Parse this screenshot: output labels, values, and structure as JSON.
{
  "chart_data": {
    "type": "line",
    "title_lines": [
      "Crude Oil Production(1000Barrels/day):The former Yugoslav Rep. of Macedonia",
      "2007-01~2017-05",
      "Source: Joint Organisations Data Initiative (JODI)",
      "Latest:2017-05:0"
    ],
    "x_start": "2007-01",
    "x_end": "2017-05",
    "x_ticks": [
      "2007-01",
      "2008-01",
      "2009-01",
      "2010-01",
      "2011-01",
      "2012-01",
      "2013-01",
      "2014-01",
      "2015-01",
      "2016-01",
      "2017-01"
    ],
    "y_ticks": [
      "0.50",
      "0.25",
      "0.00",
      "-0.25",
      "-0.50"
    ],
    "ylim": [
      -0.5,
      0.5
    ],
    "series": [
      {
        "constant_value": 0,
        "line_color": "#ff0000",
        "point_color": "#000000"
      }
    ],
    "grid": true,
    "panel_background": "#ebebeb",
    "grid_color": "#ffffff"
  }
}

◇ ◇ ◇ ◇ ◇

◆ What is being asked
Using the listing above, retype each line exactly.

◆ The completed task
Parse this screenshot: output labels, values, and structure as JSON.
{
  "chart_data": {
    "type": "line",
    "title_lines": [
      "Crude Oil Production(1000Barrels/day):The former Yugoslav Rep. of Macedonia",
      "2007-01~2017-05",
      "Source: Joint Organisations Data Initiative (JODI)",
      "Latest:2017-05:0"
    ],
    "x_start": "2007-01",
    "x_end": "2017-05",
    "x_ticks": [
      "2007-01",
      "2008-01",
      "2009-01",
      "2010-01",
      "2011-01",
      "2012-01",
      "2013-01",
      "2014-01",
      "2015-01",
      "2016-01",
      "2017-01"
    ],
    "y_ticks": [
      "0.50",
      "0.25",
      "0.00",
      "-0.25",
      "-0.50"
    ],
    "ylim": [
      -0.5,
      0.5
    ],
    "series": [
      {
        "constant_value": 0,
        "line_color": "#ff0000",
        "point_color": "#000000"
      }
    ],
    "grid": true,
    "panel_background": "#ebebeb",
    "grid_color": "#ffffff"
  }
}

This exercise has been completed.